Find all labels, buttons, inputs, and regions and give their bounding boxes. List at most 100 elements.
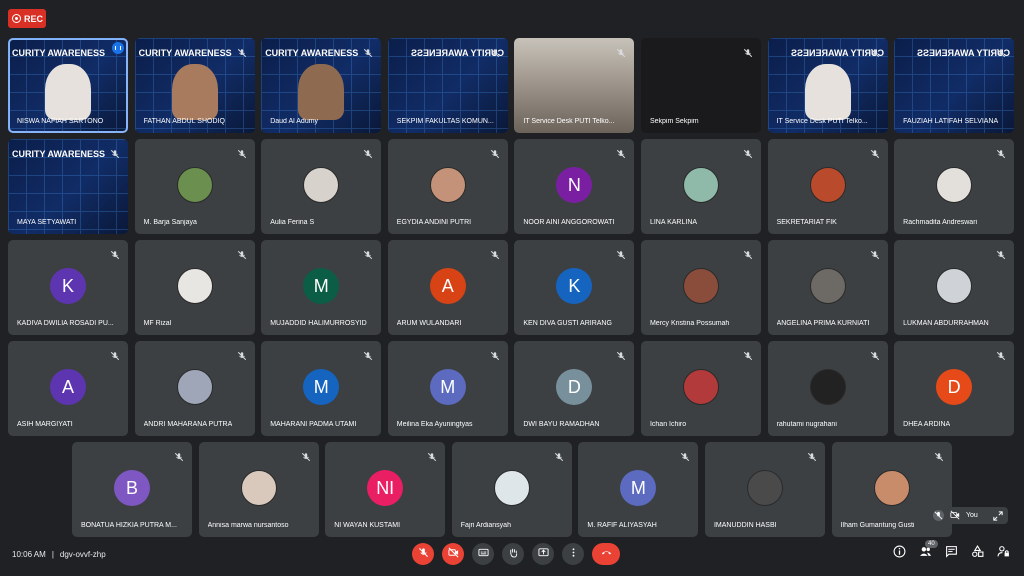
mic-off-icon xyxy=(418,545,429,563)
participant-name: MF Rizal xyxy=(143,320,172,327)
host-controls-button[interactable] xyxy=(996,546,1010,561)
raise-hand-button[interactable] xyxy=(502,543,524,565)
participant-tile[interactable]: rahutami nugrahani xyxy=(767,341,888,436)
self-view[interactable]: You xyxy=(928,507,1008,524)
participant-tile[interactable]: M M. RAFIF ALIYASYAH xyxy=(578,442,699,537)
avatar: A xyxy=(50,369,86,405)
participant-tile[interactable]: M MAHARANI PADMA UTAMI xyxy=(261,341,382,436)
avatar: D xyxy=(556,369,593,405)
participant-tile[interactable]: Annisa marwa nursantoso xyxy=(198,442,319,537)
avatar: M xyxy=(620,470,657,506)
participant-name: SEKRETARIAT FIK xyxy=(776,219,837,226)
captions-icon xyxy=(477,545,489,563)
avatar: D xyxy=(936,369,973,405)
activities-button[interactable] xyxy=(970,545,984,561)
recording-label: REC xyxy=(24,13,44,24)
participant-name: Fajri Ardiansyah xyxy=(460,522,511,529)
hand-icon xyxy=(508,545,519,563)
participant-name: M. RAFIF ALIYASYAH xyxy=(587,522,657,529)
captions-button[interactable] xyxy=(472,543,494,565)
chat-button[interactable] xyxy=(944,545,958,563)
participant-tile[interactable]: Sekpim Sekpim xyxy=(640,38,761,133)
avatar: A xyxy=(429,268,466,304)
participant-tile[interactable]: CURITY AWARENESS Daud Al Adumy xyxy=(261,38,382,133)
participant-tile[interactable]: N NOOR AINI ANGGOROWATI xyxy=(514,139,635,234)
participant-name: KEN DIVA GUSTI ARIRANG xyxy=(523,320,612,327)
participant-tile[interactable]: A ASIH MARGIYATI xyxy=(8,341,128,436)
camera-toggle-button[interactable] xyxy=(442,543,464,565)
participant-tile[interactable]: M Meilina Eka Ayuningtyas xyxy=(387,341,508,436)
participant-tile[interactable]: NI NI WAYAN KUSTAMI xyxy=(325,442,446,537)
participant-tile[interactable]: M MUJADDID HALIMURROSYID xyxy=(261,240,382,335)
participant-tile[interactable]: K KEN DIVA GUSTI ARIRANG xyxy=(514,240,635,335)
participant-name: NISWA NAFIAH SARTONO xyxy=(17,118,104,125)
participant-name: Ilham Gumantung Gusti xyxy=(840,522,915,529)
participant-tile[interactable]: MF Rizal xyxy=(134,240,255,335)
mic-off-icon xyxy=(996,348,1006,361)
side-panel-toggles xyxy=(892,545,1010,563)
participant-tile[interactable]: Ichan Ichiro xyxy=(640,341,761,436)
participant-tile[interactable]: Aulia Ferina S xyxy=(261,139,382,234)
participant-tile[interactable]: SEKRETARIAT FIK xyxy=(767,139,888,234)
participant-tile[interactable]: D DWI BAYU RAMADHAN xyxy=(514,341,635,436)
present-button[interactable] xyxy=(532,543,554,565)
video-person xyxy=(298,64,345,120)
mic-off-icon xyxy=(110,146,120,159)
mic-off-icon xyxy=(933,510,944,521)
participant-name: IT Service Desk PUTI Telko... xyxy=(776,118,868,125)
self-view-label: You xyxy=(966,512,978,519)
participant-tile[interactable]: ANDRI MAHARANA PUTRA xyxy=(134,341,255,436)
avatar xyxy=(493,470,530,506)
participant-tile[interactable]: ANGELINA PRIMA KURNIATI xyxy=(767,240,888,335)
participant-row: A ASIH MARGIYATI ANDRI MAHARANA PUTRA M MAHA… xyxy=(8,341,1015,436)
mic-toggle-button[interactable] xyxy=(412,543,434,565)
participant-tile[interactable]: B BONATUA HIZKIA PUTRA M... xyxy=(72,442,192,537)
recording-badge: REC xyxy=(8,9,46,28)
participant-tile[interactable]: Mercy Kristina Possumah xyxy=(640,240,761,335)
participant-tile[interactable]: EGYDIA ANDINI PUTRI xyxy=(387,139,508,234)
mic-off-icon xyxy=(363,247,373,260)
participant-tile[interactable]: CURITY AWARENESS FATHAN ABDUL SHODIQ xyxy=(134,38,255,133)
participant-name: MUJADDID HALIMURROSYID xyxy=(270,320,367,327)
expand-icon[interactable] xyxy=(992,510,1004,522)
avatar xyxy=(303,167,340,203)
participant-tile[interactable]: CURITY AWARENESS NISWA NAFIAH SARTONO xyxy=(8,38,128,133)
participant-tile[interactable]: IT Service Desk PUTI Telko... xyxy=(514,38,635,133)
people-button[interactable] xyxy=(918,547,932,561)
record-icon xyxy=(12,14,21,23)
mic-off-icon xyxy=(996,146,1006,159)
participant-tile[interactable]: CURITY AWARENESS FAUZIAH LATIFAH SELVIANA xyxy=(894,38,1015,133)
participant-tile[interactable]: IMANUDDIN HASBI xyxy=(704,442,825,537)
mic-off-icon xyxy=(174,449,184,462)
meeting-code: dgv-ovvf-zhp xyxy=(59,550,106,559)
participant-tile[interactable]: CURITY AWARENESS SEKPIM FAKULTAS KOMUN... xyxy=(387,38,508,133)
participant-tile[interactable]: K KADIVA DWILIA ROSADI PU... xyxy=(8,240,128,335)
avatar xyxy=(682,369,719,405)
mic-off-icon xyxy=(616,348,626,361)
avatar xyxy=(809,167,846,203)
participant-name: Daud Al Adumy xyxy=(270,118,319,125)
participant-name: ASIH MARGIYATI xyxy=(17,421,73,428)
leave-call-button[interactable] xyxy=(592,543,620,565)
participant-tile[interactable]: LUKMAN ABDURRAHMAN xyxy=(894,240,1015,335)
participant-tile[interactable]: CURITY AWARENESS IT Service Desk PUTI Tel… xyxy=(767,38,888,133)
participant-tile[interactable]: CURITY AWARENESS MAYA SETYAWATI xyxy=(8,139,128,234)
participant-tile[interactable]: A ARUM WULANDARI xyxy=(387,240,508,335)
participant-tile[interactable]: M. Barja Sanjaya xyxy=(134,139,255,234)
participant-name: NI WAYAN KUSTAMI xyxy=(334,522,401,529)
participant-tile[interactable]: Rachmadita Andreswari xyxy=(894,139,1015,234)
participant-tile[interactable]: LINA KARLINA xyxy=(640,139,761,234)
participant-name: IMANUDDIN HASBI xyxy=(713,522,777,529)
participant-tile[interactable]: D DHEA ARDINA xyxy=(894,341,1015,436)
participant-tile[interactable]: Fajri Ardiansyah xyxy=(451,442,572,537)
participant-name: LUKMAN ABDURRAHMAN xyxy=(903,320,989,327)
mic-off-icon xyxy=(110,247,120,260)
meeting-details-button[interactable] xyxy=(892,545,906,561)
mic-off-icon xyxy=(743,146,753,159)
chat-icon xyxy=(945,545,958,563)
mic-off-icon xyxy=(743,45,753,58)
mic-off-icon xyxy=(996,45,1006,58)
video-person xyxy=(45,64,91,120)
participant-name: M. Barja Sanjaya xyxy=(143,219,197,226)
more-options-button[interactable] xyxy=(562,543,584,565)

Prompt:
Retype the lines from the one containing "mic-off-icon xyxy=(418,545,429,563)" through the one containing "participant-tile[interactable]: A ASIH", both included, without changing anything.

Response:
mic-off-icon xyxy=(418,545,429,563)
participant-name: MF Rizal xyxy=(143,320,172,327)
host-controls-button[interactable] xyxy=(996,546,1010,561)
raise-hand-button[interactable] xyxy=(502,543,524,565)
participant-tile[interactable]: rahutami nugrahani xyxy=(767,341,888,436)
self-view[interactable]: You xyxy=(928,507,1008,524)
participant-tile[interactable]: M M. RAFIF ALIYASYAH xyxy=(578,442,699,537)
avatar: A xyxy=(50,369,86,405)
participant-tile[interactable]: M MAHARANI PADMA UTAMI xyxy=(261,341,382,436)
avatar: D xyxy=(556,369,593,405)
participant-tile[interactable]: Annisa marwa nursantoso xyxy=(198,442,319,537)
avatar: M xyxy=(620,470,657,506)
participant-name: SEKRETARIAT FIK xyxy=(776,219,837,226)
captions-icon xyxy=(477,545,489,563)
avatar: D xyxy=(936,369,973,405)
activities-button[interactable] xyxy=(970,545,984,561)
recording-label: REC xyxy=(24,13,44,24)
participant-name: Fajri Ardiansyah xyxy=(460,522,511,529)
hand-icon xyxy=(508,545,519,563)
participant-name: M. RAFIF ALIYASYAH xyxy=(587,522,657,529)
captions-button[interactable] xyxy=(472,543,494,565)
chat-button[interactable] xyxy=(944,545,958,563)
participant-tile[interactable]: Sekpim Sekpim xyxy=(640,38,761,133)
avatar: A xyxy=(429,268,466,304)
participant-tile[interactable]: CURITY AWARENESS Daud Al Adumy xyxy=(261,38,382,133)
participant-tile[interactable]: N NOOR AINI ANGGOROWATI xyxy=(514,139,635,234)
participant-name: KEN DIVA GUSTI ARIRANG xyxy=(523,320,612,327)
participant-tile[interactable]: A ASIH MARGIYATI xyxy=(8,341,128,436)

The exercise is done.